=== Fragmento del documento ===

Carlos tiene 53 años, dos hijos y reparte sus días entre colegios secundarios y el profesorado de Física. Su relación con esta disciplina empezó en la adolescencia. “En los ochenta compraba una revista que se llamaba Muy Interesante. Me encantaban las notas de física y creo que me encantaban porque no entendía nada. ‘Acá hay algo muy misterioso, muy raro, que no lo termino de entender’, pensaba, y me daba la sensación de que estaba buenísimo”, cuenta.

Durante un tiempo quiso ser científico, pero en el tercer año de la carrera cambió de rumbo y se fue a vivir al Sur. “Siempre sentí una tensión entre el estudio y la aventura, entre quedarme sentado, aprendiendo, y salir a explorar lugares desconocidos”, recuerda. Más adelante volvió a conectar con la física a través de la docencia y logró equilibrar sus dos pasiones. “Lo que estamos haciendo en Tonco permite que convivan ambas partes en armonía: por un lado, la física y la astronomía; y, por el otro, eso medio aventurero, de hacer algo distinto en un lugar poco habitual”, asegura.

=== Material proporcionado ===

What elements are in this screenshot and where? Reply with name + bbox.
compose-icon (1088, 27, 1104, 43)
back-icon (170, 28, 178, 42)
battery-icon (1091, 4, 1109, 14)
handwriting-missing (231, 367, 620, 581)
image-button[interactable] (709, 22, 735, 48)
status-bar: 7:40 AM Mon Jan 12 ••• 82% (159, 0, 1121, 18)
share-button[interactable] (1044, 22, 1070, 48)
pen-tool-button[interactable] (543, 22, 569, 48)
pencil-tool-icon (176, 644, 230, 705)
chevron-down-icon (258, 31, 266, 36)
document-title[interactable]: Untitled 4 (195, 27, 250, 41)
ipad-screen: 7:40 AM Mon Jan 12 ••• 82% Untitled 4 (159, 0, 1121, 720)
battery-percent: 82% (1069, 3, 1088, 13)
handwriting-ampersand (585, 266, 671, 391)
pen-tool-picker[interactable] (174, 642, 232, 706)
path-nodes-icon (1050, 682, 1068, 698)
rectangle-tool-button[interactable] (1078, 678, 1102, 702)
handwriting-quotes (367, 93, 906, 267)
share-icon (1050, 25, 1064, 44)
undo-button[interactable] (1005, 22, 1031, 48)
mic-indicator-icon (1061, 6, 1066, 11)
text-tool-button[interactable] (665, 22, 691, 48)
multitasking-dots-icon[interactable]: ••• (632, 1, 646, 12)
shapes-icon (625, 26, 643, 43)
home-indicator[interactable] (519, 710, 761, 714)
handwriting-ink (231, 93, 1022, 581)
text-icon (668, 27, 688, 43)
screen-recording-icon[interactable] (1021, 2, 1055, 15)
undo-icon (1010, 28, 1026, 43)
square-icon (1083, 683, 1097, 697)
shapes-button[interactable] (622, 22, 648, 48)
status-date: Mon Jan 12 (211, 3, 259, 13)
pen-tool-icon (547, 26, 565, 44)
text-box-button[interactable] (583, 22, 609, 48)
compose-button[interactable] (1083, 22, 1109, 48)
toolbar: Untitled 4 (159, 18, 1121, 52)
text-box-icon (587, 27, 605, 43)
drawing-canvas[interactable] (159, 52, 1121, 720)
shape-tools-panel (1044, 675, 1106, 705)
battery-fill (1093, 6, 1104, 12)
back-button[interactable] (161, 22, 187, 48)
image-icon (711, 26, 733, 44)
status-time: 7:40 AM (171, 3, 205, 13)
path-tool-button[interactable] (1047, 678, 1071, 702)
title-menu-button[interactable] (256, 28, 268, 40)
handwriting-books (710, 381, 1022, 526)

===

▸ **Consignas de trabajo**:
• 1. Según el fragmento sobre Carlos y la física, ¿en qué año de la carrera decidió Carlos cambiar de rumbo?
• 2. Retoma el fragmento sobre Carlos y la física y continúalo a partir de donde termina.

▸ **Respuestas numeradas**:
• 1. En el tercer año de la carrera.

• 2.
El primer planeta lo colocaron a fines de 2021. “Eso fue muy lindo: hicimos una reunión y plantamos como la piedra fundamental donde iba a ir el Sol. Después, la comunidad hizo el ritual de la ‘Challa’, para agradecer a la Pachamama y pedirle permiso por lo que se iba a hacer”, cuenta Carlos.

Hasta ese momento —reconoce— no tenían trazado un plan: “Empezamos midiendo y poniendo cartelitos. Lo que hay es lo que llamamos el ‘Sendero de los planetas’ que va desde Mercurio hasta Marte. Tuvimos momentos de avance y momentos de que se planchó todo porque no había plata, porque no había tiempo o porque se me rompió la camioneta y no podía viajar hasta allá. En estos últimos meses, como queríamos mostrarlo para la 24° Reunión Nacional de Educación en Física, le pegamos una acelerada. Y avanzamos bastante: hace dos meses pusimos la estructura del sol. Pero durante un año y pico lo único que había era una columna de tres metros. Más que el Sol, parecía un obelisco. Ahora que tiene esa estructura curvada, se parece más. Cuando esté terminado, la idea es que sea una esfera metálica de aluminio, que va a reflejar la luz del Sol real”.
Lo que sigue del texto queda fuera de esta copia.